Would you transcribe all of the data exactly, down to the last character?
--- Begin RECORDS FOR THE EXERCISE ---
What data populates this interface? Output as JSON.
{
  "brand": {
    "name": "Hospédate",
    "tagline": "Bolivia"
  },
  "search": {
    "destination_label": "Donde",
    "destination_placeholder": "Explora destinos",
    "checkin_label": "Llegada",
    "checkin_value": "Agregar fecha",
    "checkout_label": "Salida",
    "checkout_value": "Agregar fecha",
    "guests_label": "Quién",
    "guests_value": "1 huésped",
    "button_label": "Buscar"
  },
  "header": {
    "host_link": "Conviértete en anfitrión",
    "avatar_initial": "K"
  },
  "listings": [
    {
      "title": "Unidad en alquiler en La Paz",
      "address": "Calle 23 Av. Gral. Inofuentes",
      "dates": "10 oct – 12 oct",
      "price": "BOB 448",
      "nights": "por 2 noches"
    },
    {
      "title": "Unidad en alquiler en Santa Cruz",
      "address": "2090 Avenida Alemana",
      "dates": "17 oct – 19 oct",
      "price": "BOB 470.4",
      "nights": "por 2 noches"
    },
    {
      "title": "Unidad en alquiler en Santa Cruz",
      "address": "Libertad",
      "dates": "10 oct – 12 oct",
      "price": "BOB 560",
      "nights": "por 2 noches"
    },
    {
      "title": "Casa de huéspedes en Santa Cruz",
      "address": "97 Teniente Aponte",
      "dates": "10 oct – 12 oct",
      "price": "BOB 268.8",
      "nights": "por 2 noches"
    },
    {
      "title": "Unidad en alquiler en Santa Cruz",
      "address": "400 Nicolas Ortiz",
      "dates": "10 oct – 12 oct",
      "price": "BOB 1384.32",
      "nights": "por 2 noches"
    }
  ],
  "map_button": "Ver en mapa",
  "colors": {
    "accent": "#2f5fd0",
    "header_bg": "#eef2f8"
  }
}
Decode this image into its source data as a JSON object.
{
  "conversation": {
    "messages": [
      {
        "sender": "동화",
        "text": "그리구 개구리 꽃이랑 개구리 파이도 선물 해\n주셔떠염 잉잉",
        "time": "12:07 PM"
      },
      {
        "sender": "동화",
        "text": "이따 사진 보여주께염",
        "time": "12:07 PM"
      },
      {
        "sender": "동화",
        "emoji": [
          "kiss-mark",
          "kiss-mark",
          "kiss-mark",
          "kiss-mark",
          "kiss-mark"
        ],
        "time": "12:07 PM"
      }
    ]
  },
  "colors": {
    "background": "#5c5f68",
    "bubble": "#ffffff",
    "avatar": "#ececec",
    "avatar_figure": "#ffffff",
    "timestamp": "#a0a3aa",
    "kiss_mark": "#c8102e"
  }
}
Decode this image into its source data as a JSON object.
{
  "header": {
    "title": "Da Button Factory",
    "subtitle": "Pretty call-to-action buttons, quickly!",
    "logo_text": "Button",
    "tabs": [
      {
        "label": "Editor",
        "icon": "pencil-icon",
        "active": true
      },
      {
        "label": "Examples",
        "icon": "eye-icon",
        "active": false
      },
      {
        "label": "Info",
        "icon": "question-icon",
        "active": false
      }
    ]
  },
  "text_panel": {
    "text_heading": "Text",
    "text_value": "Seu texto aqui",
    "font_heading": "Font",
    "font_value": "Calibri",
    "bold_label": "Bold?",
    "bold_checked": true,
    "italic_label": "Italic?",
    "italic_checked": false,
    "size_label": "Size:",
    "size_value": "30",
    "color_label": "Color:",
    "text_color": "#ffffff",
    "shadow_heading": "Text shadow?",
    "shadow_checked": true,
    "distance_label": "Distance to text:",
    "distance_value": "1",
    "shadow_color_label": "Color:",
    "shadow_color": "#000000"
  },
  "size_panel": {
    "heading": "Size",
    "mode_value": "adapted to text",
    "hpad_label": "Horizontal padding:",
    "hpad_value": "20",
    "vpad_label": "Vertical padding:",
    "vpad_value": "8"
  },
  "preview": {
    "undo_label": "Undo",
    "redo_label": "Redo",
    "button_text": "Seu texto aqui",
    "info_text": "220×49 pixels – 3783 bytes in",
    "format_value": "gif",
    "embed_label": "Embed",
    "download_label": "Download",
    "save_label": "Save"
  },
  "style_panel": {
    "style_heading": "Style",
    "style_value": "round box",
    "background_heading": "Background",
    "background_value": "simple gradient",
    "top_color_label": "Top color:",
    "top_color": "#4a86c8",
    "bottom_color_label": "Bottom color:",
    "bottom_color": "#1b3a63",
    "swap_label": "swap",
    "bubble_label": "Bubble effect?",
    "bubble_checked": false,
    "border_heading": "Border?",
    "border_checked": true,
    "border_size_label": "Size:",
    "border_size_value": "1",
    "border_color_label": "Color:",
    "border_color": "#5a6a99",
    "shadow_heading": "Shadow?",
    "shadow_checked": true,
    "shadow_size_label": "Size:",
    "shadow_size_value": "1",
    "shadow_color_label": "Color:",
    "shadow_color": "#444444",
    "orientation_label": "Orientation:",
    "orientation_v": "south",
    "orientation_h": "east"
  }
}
--- End RECORDS FOR THE EXERCISE ---
ANSWER.
What data populates this interface? Output as JSON.
{
  "brand": {
    "name": "Hospédate",
    "tagline": "Bolivia"
  },
  "search": {
    "destination_label": "Donde",
    "destination_placeholder": "Explora destinos",
    "checkin_label": "Llegada",
    "checkin_value": "Agregar fecha",
    "checkout_label": "Salida",
    "checkout_value": "Agregar fecha",
    "guests_label": "Quién",
    "guests_value": "1 huésped",
    "button_label": "Buscar"
  },
  "header": {
    "host_link": "Conviértete en anfitrión",
    "avatar_initial": "K"
  },
  "listings": [
    {
      "title": "Unidad en alquiler en La Paz",
      "address": "Calle 23 Av. Gral. Inofuentes",
      "dates": "10 oct – 12 oct",
      "price": "BOB 448",
      "nights": "por 2 noches"
    },
    {
      "title": "Unidad en alquiler en Santa Cruz",
      "address": "2090 Avenida Alemana",
      "dates": "17 oct – 19 oct",
      "price": "BOB 470.4",
      "nights": "por 2 noches"
    },
    {
      "title": "Unidad en alquiler en Santa Cruz",
      "address": "Libertad",
      "dates": "10 oct – 12 oct",
      "price": "BOB 560",
      "nights": "por 2 noches"
    },
    {
      "title": "Casa de huéspedes en Santa Cruz",
      "address": "97 Teniente Aponte",
      "dates": "10 oct – 12 oct",
      "price": "BOB 268.8",
      "nights": "por 2 noches"
    },
    {
      "title": "Unidad en alquiler en Santa Cruz",
      "address": "400 Nicolas Ortiz",
      "dates": "10 oct – 12 oct",
      "price": "BOB 1384.32",
      "nights": "por 2 noches"
    }
  ],
  "map_button": "Ver en mapa",
  "colors": {
    "accent": "#2f5fd0",
    "header_bg": "#eef2f8"
  }
}
Decode this image into its source data as a JSON object.
{
  "conversation": {
    "messages": [
      {
        "sender": "동화",
        "text": "그리구 개구리 꽃이랑 개구리 파이도 선물 해\n주셔떠염 잉잉",
        "time": "12:07 PM"
      },
      {
        "sender": "동화",
        "text": "이따 사진 보여주께염",
        "time": "12:07 PM"
      },
      {
        "sender": "동화",
        "emoji": [
          "kiss-mark",
          "kiss-mark",
          "kiss-mark",
          "kiss-mark",
          "kiss-mark"
        ],
        "time": "12:07 PM"
      }
    ]
  },
  "colors": {
    "background": "#5c5f68",
    "bubble": "#ffffff",
    "avatar": "#ececec",
    "avatar_figure": "#ffffff",
    "timestamp": "#a0a3aa",
    "kiss_mark": "#c8102e"
  }
}
Decode this image into its source data as a JSON object.
{
  "header": {
    "title": "Da Button Factory",
    "subtitle": "Pretty call-to-action buttons, quickly!",
    "logo_text": "Button",
    "tabs": [
      {
        "label": "Editor",
        "icon": "pencil-icon",
        "active": true
      },
      {
        "label": "Examples",
        "icon": "eye-icon",
        "active": false
      },
      {
        "label": "Info",
        "icon": "question-icon",
        "active": false
      }
    ]
  },
  "text_panel": {
    "text_heading": "Text",
    "text_value": "Seu texto aqui",
    "font_heading": "Font",
    "font_value": "Calibri",
    "bold_label": "Bold?",
    "bold_checked": true,
    "italic_label": "Italic?",
    "italic_checked": false,
    "size_label": "Size:",
    "size_value": "30",
    "color_label": "Color:",
    "text_color": "#ffffff",
    "shadow_heading": "Text shadow?",
    "shadow_checked": true,
    "distance_label": "Distance to text:",
    "distance_value": "1",
    "shadow_color_label": "Color:",
    "shadow_color": "#000000"
  },
  "size_panel": {
    "heading": "Size",
    "mode_value": "adapted to text",
    "hpad_label": "Horizontal padding:",
    "hpad_value": "20",
    "vpad_label": "Vertical padding:",
    "vpad_value": "8"
  },
  "preview": {
    "undo_label": "Undo",
    "redo_label": "Redo",
    "button_text": "Seu texto aqui",
    "info_text": "220×49 pixels – 3783 bytes in",
    "format_value": "gif",
    "embed_label": "Embed",
    "download_label": "Download",
    "save_label": "Save"
  },
  "style_panel": {
    "style_heading": "Style",
    "style_value": "round box",
    "background_heading": "Background",
    "background_value": "simple gradient",
    "top_color_label": "Top color:",
    "top_color": "#4a86c8",
    "bottom_color_label": "Bottom color:",
    "bottom_color": "#1b3a63",
    "swap_label": "swap",
    "bubble_label": "Bubble effect?",
    "bubble_checked": false,
    "border_heading": "Border?",
    "border_checked": true,
    "border_size_label": "Size:",
    "border_size_value": "1",
    "border_color_label": "Color:",
    "border_color": "#5a6a99",
    "shadow_heading": "Shadow?",
    "shadow_checked": true,
    "shadow_size_label": "Size:",
    "shadow_size_value": "1",
    "shadow_color_label": "Color:",
    "shadow_color": "#444444",
    "orientation_label": "Orientation:",
    "orientation_v": "south",
    "orientation_h": "east"
  }
}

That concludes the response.